*TASK STATEMENT*
How many of the lines here include "powietrza"? Answer with a single number.

# START OF DATASET

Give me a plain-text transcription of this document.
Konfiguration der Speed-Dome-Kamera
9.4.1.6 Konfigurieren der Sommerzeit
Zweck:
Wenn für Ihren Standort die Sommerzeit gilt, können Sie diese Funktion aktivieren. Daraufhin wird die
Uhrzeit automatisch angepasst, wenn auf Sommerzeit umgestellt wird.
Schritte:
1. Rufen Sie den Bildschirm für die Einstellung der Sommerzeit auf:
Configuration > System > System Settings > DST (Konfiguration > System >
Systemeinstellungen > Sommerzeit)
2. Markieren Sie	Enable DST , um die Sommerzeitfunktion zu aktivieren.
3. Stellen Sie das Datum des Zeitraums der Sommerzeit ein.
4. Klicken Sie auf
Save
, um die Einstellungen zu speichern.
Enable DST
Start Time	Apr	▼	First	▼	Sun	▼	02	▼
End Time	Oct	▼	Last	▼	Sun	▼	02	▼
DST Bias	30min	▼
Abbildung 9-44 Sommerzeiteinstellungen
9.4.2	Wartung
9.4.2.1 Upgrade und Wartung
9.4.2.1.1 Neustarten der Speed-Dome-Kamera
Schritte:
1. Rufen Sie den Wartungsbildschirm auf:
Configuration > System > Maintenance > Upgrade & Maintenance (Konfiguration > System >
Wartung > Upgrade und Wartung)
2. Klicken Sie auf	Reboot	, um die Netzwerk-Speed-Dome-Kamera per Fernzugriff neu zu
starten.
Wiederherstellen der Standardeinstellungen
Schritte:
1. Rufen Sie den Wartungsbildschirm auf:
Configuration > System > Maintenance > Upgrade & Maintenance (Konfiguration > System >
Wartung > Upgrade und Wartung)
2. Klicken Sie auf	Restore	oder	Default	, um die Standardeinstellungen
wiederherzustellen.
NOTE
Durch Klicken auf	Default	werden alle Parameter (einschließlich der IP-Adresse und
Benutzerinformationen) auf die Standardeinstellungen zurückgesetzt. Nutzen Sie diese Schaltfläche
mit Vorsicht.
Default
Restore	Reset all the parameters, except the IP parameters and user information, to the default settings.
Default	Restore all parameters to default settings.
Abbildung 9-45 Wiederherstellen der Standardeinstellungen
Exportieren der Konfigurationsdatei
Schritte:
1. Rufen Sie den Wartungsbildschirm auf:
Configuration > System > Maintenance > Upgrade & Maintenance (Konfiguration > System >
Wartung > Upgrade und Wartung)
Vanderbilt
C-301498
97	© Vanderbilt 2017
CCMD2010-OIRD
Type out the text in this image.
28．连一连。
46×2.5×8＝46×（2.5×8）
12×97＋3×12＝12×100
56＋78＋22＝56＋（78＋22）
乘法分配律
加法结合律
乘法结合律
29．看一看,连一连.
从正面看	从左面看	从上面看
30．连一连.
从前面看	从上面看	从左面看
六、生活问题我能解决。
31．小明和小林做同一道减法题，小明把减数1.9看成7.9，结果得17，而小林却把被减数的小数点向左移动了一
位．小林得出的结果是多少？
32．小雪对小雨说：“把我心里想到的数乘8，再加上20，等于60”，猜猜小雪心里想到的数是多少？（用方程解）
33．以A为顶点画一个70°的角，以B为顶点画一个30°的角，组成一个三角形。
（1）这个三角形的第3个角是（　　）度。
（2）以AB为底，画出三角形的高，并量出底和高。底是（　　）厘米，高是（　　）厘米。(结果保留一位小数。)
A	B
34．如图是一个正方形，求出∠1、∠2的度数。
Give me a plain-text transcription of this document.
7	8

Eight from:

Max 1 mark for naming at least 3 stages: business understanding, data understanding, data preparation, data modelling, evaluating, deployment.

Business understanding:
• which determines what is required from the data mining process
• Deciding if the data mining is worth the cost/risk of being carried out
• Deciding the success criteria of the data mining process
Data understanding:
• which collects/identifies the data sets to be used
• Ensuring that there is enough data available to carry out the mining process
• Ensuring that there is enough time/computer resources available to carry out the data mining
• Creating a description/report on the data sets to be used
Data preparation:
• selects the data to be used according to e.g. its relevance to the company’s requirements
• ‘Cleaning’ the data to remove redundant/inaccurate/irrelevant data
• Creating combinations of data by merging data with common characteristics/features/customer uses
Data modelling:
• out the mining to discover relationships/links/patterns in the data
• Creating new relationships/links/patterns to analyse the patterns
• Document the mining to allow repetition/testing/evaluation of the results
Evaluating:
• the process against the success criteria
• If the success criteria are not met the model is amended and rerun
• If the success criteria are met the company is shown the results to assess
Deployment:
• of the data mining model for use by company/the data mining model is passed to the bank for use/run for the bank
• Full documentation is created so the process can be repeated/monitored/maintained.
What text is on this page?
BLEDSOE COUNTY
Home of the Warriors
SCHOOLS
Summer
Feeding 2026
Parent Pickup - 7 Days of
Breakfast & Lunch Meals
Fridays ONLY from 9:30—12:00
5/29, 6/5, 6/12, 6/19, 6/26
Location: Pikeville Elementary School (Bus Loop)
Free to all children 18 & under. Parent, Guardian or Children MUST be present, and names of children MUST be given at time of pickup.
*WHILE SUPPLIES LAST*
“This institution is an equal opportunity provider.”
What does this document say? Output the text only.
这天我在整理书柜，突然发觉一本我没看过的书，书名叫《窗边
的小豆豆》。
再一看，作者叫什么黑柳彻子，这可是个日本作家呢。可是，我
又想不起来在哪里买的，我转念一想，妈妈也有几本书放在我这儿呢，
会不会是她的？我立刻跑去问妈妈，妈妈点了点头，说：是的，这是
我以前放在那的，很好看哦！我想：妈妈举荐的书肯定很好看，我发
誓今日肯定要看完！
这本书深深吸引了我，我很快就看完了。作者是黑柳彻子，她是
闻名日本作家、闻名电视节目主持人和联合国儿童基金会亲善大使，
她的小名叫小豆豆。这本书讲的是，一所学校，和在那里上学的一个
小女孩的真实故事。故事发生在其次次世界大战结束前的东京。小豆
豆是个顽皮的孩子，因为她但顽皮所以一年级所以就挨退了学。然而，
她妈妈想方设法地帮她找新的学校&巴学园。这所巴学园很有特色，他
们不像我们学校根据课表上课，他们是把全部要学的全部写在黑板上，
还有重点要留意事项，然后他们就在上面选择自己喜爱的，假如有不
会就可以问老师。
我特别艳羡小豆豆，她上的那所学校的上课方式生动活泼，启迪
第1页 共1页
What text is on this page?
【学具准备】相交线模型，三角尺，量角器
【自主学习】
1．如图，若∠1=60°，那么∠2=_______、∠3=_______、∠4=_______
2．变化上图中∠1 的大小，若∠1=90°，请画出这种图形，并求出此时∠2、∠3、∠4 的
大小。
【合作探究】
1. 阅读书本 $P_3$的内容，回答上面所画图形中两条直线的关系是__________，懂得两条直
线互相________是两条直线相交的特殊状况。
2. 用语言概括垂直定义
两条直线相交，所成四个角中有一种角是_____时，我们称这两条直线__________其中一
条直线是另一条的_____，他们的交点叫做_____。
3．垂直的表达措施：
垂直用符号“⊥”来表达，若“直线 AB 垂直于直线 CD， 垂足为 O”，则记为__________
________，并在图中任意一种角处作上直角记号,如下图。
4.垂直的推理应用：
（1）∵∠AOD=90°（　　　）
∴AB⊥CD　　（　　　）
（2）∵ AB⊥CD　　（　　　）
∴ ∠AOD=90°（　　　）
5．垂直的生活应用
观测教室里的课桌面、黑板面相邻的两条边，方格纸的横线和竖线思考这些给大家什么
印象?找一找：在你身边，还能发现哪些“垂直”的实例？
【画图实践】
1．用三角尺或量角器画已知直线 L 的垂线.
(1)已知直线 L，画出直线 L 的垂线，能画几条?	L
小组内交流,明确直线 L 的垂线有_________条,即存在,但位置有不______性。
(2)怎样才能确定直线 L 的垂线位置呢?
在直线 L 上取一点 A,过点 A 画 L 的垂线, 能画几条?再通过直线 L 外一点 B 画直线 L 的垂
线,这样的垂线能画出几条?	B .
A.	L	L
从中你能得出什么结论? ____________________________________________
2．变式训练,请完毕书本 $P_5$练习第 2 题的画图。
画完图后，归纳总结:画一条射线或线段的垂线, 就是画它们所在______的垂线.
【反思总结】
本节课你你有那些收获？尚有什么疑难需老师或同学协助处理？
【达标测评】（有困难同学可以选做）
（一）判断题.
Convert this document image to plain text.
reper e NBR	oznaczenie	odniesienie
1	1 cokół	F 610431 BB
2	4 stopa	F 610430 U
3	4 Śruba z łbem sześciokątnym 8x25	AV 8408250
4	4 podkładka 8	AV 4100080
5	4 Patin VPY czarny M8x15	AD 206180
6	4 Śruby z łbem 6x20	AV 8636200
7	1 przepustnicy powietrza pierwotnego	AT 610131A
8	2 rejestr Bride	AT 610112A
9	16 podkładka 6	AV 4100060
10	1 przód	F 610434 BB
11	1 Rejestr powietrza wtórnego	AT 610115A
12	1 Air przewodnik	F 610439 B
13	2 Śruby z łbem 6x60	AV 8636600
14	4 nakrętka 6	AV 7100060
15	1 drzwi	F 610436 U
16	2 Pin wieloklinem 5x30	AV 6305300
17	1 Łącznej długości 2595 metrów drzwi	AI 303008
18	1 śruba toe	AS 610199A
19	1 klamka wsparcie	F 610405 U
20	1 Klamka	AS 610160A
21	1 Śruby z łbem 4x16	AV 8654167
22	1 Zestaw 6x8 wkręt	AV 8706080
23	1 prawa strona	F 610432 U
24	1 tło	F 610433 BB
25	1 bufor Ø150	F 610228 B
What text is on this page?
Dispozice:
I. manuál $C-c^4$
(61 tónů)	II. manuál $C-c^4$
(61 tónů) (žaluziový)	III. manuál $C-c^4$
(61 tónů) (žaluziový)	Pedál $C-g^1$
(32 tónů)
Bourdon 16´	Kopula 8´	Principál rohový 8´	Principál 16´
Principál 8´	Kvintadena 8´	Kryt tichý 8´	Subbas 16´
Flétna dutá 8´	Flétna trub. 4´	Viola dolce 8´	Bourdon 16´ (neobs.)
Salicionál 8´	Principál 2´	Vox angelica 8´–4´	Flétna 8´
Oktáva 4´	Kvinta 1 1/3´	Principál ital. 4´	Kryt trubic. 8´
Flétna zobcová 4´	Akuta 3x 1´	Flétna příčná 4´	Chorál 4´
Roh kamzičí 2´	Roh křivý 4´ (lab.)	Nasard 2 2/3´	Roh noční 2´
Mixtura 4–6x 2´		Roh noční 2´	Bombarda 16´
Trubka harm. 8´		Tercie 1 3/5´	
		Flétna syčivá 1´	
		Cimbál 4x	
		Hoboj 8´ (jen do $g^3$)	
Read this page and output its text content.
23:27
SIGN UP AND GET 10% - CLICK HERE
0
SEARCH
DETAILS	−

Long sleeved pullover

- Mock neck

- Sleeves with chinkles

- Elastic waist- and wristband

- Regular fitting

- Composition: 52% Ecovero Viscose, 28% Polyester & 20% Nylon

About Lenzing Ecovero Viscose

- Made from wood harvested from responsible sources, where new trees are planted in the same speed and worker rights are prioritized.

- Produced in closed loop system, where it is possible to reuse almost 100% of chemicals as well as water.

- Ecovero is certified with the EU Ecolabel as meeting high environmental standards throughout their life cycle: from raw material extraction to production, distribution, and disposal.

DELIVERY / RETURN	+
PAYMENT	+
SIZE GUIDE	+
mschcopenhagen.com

# END OF DATASET

*THE REPLY*
2